◆ Exercise prompt ◆
Condense the outage statement's paragraph starting "We will also be overhauling" into a short bulleted list that keeps its main facts.

We will also be overhauling and replacing our off-site disaster recovery backup systems. We will most likely move to having several smaller servers with high performance storage - each handling one or two client servers - rather than one big behemoth of a backup server. Although we are planning and putting steps in place to ensure we never get to the point of needing to do a disaster recovery like this again it would be remiss for us not to plan for it regardless. Should we ever have to perform disaster recovery from our off-site location in the future this setup will allow us to sustain numerous high speed restorations without any one specific bottleneck.

The downside to this is that all of it, short of the snapshots we're enabling, is going to be extremely expensive. Now is obviously not going to be a good time for us to be spending money as I know that there are going to be a lot of our customers that have lost faith in us over this incident. I know that we're going to have cancellations and more than likely we're going to lose a lot of sales and new revenue over this incident. It is unfortunate that at the time that we really need the revenue to invest in making sure we are protected from a major incident like this in the future is the time that we are likely going to suffer the most when it comes to revenue.

If you are losing money, sales, clients, or anything else due to this outage I am extremely sorry. I want nothing more than to restore all services and to get everybody back online. The truth is that I didn't start this company to get rich and I don't do it for the money but becasue I genuinely enjoy providing a solid service and quality support. I enjoy providing a hosting platform that our clients are happy with and providing support that is above and beyond what other provdiers can or are willing to provide. While I know for a fact that we will get all data restored and that it's only a matter of time - I do hope that you have not lost hope in us and that you understand that we realize we majorly ****** up. We ****** up on more level than one in this situation and we know it and are going to be making changes to protect you as well as us from any further incidents like this.

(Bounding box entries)
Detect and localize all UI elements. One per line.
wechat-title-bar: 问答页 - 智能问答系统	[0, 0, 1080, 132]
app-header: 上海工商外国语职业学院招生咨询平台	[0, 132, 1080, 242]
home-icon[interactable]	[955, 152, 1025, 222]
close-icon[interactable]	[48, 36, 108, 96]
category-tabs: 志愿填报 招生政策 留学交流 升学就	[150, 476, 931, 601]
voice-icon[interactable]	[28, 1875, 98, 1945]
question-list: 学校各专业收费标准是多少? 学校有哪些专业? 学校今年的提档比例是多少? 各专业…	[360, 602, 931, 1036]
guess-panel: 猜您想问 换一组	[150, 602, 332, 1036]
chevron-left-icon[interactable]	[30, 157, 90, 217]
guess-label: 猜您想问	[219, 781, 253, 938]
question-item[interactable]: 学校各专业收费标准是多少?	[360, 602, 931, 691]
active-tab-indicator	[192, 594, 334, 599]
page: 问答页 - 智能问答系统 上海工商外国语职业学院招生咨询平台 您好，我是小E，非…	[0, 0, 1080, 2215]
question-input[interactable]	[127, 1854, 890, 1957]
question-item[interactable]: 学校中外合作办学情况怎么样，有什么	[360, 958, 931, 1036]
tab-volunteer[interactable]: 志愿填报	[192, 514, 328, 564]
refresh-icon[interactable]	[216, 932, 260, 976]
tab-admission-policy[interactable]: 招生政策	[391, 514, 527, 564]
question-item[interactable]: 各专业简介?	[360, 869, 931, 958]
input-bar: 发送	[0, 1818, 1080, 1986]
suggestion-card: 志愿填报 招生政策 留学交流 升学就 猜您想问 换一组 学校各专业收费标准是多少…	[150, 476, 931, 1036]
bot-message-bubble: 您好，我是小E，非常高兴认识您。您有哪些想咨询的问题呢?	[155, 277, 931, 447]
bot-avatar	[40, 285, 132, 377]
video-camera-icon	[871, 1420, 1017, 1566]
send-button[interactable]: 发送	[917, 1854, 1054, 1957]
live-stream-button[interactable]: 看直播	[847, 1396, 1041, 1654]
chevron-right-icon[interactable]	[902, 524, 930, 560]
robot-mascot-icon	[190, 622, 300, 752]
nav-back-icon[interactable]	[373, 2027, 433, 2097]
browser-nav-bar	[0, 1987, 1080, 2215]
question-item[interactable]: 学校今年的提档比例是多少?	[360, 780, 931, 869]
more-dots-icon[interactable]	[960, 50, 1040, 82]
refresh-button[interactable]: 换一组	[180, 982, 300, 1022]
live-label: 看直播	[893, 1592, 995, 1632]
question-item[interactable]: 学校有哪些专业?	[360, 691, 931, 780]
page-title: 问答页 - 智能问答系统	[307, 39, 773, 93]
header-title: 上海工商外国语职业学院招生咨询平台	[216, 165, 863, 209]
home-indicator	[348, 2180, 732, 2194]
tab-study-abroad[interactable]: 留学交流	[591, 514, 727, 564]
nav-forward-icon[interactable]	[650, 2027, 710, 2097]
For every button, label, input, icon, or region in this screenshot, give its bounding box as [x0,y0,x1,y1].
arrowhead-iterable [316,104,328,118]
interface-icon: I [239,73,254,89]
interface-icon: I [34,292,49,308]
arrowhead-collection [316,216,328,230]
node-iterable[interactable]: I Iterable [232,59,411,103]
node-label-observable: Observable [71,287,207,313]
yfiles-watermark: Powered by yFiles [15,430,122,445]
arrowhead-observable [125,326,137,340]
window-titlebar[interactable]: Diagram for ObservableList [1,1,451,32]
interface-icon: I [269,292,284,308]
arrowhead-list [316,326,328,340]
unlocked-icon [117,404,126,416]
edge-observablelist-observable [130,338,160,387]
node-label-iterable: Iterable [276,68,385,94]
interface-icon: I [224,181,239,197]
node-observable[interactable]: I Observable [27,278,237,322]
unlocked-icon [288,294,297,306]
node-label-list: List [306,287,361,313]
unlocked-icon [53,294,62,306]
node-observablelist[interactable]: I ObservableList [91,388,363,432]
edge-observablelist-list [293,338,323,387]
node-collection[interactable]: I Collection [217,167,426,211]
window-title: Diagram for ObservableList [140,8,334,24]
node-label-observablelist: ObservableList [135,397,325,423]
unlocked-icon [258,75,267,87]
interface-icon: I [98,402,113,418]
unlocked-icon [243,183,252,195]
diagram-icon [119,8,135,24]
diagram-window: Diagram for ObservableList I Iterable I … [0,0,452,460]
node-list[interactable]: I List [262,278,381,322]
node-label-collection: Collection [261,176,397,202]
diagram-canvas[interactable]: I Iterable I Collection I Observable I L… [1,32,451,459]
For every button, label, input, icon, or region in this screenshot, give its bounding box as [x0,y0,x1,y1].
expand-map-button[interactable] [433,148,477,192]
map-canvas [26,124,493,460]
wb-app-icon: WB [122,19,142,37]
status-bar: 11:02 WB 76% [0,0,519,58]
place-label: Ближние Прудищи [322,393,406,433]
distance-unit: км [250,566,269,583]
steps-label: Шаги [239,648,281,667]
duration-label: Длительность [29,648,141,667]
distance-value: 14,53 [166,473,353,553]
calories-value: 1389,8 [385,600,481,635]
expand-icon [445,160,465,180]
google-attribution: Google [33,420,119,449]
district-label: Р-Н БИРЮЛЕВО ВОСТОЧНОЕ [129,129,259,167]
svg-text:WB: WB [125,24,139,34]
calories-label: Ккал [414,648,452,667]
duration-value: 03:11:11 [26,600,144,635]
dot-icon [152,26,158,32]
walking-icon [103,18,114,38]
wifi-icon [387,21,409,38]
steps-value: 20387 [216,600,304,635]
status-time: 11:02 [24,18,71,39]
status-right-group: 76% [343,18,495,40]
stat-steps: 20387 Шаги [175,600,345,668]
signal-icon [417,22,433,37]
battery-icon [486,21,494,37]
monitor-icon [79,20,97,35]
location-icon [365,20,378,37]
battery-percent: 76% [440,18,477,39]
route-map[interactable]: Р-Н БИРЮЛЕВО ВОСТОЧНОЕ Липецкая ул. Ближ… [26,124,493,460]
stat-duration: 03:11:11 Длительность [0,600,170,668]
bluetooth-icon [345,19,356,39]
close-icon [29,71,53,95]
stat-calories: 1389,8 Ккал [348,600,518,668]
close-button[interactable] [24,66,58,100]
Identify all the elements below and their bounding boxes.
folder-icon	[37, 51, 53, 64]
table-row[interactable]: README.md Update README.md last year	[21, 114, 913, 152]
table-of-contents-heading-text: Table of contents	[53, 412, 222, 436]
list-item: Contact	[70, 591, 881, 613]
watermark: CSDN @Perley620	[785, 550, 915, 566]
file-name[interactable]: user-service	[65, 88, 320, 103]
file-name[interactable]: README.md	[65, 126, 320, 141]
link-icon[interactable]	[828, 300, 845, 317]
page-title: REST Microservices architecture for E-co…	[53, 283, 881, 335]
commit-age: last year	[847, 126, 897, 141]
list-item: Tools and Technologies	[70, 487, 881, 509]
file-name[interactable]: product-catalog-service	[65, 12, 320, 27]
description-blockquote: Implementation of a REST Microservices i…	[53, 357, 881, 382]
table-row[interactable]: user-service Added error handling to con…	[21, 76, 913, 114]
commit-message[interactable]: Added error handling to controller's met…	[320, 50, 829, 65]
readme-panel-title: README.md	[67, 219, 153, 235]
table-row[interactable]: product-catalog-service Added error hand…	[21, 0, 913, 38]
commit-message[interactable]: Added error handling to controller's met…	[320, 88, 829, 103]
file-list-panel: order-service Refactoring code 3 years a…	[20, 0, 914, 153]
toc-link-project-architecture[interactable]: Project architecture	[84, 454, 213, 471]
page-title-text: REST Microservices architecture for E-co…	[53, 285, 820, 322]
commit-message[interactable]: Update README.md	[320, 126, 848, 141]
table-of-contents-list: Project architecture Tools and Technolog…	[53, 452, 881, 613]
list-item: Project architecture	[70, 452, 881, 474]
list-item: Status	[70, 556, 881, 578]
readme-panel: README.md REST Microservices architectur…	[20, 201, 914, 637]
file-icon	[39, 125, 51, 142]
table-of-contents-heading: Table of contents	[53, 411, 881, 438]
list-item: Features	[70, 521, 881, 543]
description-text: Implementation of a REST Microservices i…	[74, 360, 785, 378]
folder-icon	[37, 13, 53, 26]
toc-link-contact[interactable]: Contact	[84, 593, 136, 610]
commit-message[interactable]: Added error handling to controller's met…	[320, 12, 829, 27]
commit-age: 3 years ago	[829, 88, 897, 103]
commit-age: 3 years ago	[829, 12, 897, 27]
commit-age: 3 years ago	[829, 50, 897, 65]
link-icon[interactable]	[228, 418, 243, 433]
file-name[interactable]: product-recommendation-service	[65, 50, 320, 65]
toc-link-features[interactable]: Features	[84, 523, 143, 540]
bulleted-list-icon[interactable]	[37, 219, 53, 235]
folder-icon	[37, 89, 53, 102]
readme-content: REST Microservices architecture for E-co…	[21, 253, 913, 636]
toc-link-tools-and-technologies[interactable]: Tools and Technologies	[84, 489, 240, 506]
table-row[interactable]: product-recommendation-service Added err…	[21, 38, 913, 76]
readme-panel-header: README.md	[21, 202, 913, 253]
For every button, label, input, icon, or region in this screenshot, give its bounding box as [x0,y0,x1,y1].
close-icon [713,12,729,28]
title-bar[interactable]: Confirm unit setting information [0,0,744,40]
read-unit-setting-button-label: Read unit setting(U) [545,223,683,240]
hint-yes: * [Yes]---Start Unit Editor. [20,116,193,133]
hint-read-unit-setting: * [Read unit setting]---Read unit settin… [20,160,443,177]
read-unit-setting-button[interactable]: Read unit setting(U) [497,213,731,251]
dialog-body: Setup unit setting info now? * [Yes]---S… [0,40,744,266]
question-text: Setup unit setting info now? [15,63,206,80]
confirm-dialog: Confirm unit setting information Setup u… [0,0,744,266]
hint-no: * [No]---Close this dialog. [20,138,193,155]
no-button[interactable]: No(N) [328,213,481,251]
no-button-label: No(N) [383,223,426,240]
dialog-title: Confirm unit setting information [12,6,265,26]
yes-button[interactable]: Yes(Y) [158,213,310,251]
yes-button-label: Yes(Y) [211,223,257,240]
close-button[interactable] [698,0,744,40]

◆ Response ◆
- The off-site disaster recovery backup systems will be overhauled and replaced.
- The likely replacement is several smaller servers with high performance storage, each handling one or two client servers, instead of one very large backup server.
- Steps are being put in place so that this kind of disaster recovery is never needed again, but it will still be planned for.
- If off-site disaster recovery is ever needed, the new setup will allow many high speed restorations without any single bottleneck.